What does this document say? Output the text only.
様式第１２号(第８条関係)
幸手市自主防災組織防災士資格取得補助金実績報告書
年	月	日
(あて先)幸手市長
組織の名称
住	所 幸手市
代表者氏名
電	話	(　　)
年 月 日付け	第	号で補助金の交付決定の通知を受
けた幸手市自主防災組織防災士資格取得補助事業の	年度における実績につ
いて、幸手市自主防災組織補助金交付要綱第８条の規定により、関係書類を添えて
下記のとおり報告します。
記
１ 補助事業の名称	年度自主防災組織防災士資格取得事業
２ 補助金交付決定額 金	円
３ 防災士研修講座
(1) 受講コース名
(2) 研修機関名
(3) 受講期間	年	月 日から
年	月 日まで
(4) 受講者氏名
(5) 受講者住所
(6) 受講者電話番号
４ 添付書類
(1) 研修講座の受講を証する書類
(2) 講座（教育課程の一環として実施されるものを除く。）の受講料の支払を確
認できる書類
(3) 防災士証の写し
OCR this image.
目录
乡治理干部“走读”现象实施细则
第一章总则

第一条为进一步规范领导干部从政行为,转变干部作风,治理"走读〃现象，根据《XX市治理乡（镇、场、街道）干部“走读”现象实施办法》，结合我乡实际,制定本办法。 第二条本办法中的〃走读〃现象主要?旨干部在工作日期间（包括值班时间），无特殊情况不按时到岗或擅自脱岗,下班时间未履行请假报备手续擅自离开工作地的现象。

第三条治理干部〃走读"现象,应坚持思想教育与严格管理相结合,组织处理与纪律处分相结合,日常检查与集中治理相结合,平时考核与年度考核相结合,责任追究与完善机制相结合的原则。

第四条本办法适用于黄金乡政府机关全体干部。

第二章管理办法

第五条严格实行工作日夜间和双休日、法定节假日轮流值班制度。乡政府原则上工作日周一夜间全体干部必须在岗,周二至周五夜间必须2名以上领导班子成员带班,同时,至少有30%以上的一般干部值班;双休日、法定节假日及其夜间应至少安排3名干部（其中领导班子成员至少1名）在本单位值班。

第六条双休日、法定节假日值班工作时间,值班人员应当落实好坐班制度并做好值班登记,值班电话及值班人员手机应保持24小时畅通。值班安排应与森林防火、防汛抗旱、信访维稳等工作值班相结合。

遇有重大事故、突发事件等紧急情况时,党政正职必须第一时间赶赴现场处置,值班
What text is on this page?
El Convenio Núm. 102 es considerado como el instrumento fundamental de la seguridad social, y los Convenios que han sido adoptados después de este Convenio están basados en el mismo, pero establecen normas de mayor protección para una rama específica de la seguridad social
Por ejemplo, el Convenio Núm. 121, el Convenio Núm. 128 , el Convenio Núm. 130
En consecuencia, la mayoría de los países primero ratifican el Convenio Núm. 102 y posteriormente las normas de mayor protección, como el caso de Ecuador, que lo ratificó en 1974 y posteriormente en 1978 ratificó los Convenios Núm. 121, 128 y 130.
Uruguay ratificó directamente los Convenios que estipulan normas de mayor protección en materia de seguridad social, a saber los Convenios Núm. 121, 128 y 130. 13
--------------------------------------------------
What is needed => Return the whole listing exactly, with every line included.

Solution to this task =>
What does this document say? Output the text only.
様式第１２号(第８条関係)
幸手市自主防災組織防災士資格取得補助金実績報告書
年	月	日
(あて先)幸手市長
組織の名称
住	所 幸手市
代表者氏名
電	話	(　　)
年 月 日付け	第	号で補助金の交付決定の通知を受
けた幸手市自主防災組織防災士資格取得補助事業の	年度における実績につ
いて、幸手市自主防災組織補助金交付要綱第８条の規定により、関係書類を添えて
下記のとおり報告します。
記
１ 補助事業の名称	年度自主防災組織防災士資格取得事業
２ 補助金交付決定額 金	円
３ 防災士研修講座
(1) 受講コース名
(2) 研修機関名
(3) 受講期間	年	月 日から
年	月 日まで
(4) 受講者氏名
(5) 受講者住所
(6) 受講者電話番号
４ 添付書類
(1) 研修講座の受講を証する書類
(2) 講座（教育課程の一環として実施されるものを除く。）の受講料の支払を確
認できる書類
(3) 防災士証の写し
OCR this image.
目录
乡治理干部“走读”现象实施细则
第一章总则

第一条为进一步规范领导干部从政行为,转变干部作风,治理"走读〃现象，根据《XX市治理乡（镇、场、街道）干部“走读”现象实施办法》，结合我乡实际,制定本办法。 第二条本办法中的〃走读〃现象主要?旨干部在工作日期间（包括值班时间），无特殊情况不按时到岗或擅自脱岗,下班时间未履行请假报备手续擅自离开工作地的现象。

第三条治理干部〃走读"现象,应坚持思想教育与严格管理相结合,组织处理与纪律处分相结合,日常检查与集中治理相结合,平时考核与年度考核相结合,责任追究与完善机制相结合的原则。

第四条本办法适用于黄金乡政府机关全体干部。

第二章管理办法

第五条严格实行工作日夜间和双休日、法定节假日轮流值班制度。乡政府原则上工作日周一夜间全体干部必须在岗,周二至周五夜间必须2名以上领导班子成员带班,同时,至少有30%以上的一般干部值班;双休日、法定节假日及其夜间应至少安排3名干部（其中领导班子成员至少1名）在本单位值班。

第六条双休日、法定节假日值班工作时间,值班人员应当落实好坐班制度并做好值班登记,值班电话及值班人员手机应保持24小时畅通。值班安排应与森林防火、防汛抗旱、信访维稳等工作值班相结合。

遇有重大事故、突发事件等紧急情况时,党政正职必须第一时间赶赴现场处置,值班
What text is on this page?
El Convenio Núm. 102 es considerado como el instrumento fundamental de la seguridad social, y los Convenios que han sido adoptados después de este Convenio están basados en el mismo, pero establecen normas de mayor protección para una rama específica de la seguridad social
Por ejemplo, el Convenio Núm. 121, el Convenio Núm. 128 , el Convenio Núm. 130
En consecuencia, la mayoría de los países primero ratifican el Convenio Núm. 102 y posteriormente las normas de mayor protección, como el caso de Ecuador, que lo ratificó en 1974 y posteriormente en 1978 ratificó los Convenios Núm. 121, 128 y 130.
Uruguay ratificó directamente los Convenios que estipulan normas de mayor protección en materia de seguridad social, a saber los Convenios Núm. 121, 128 y 130. 13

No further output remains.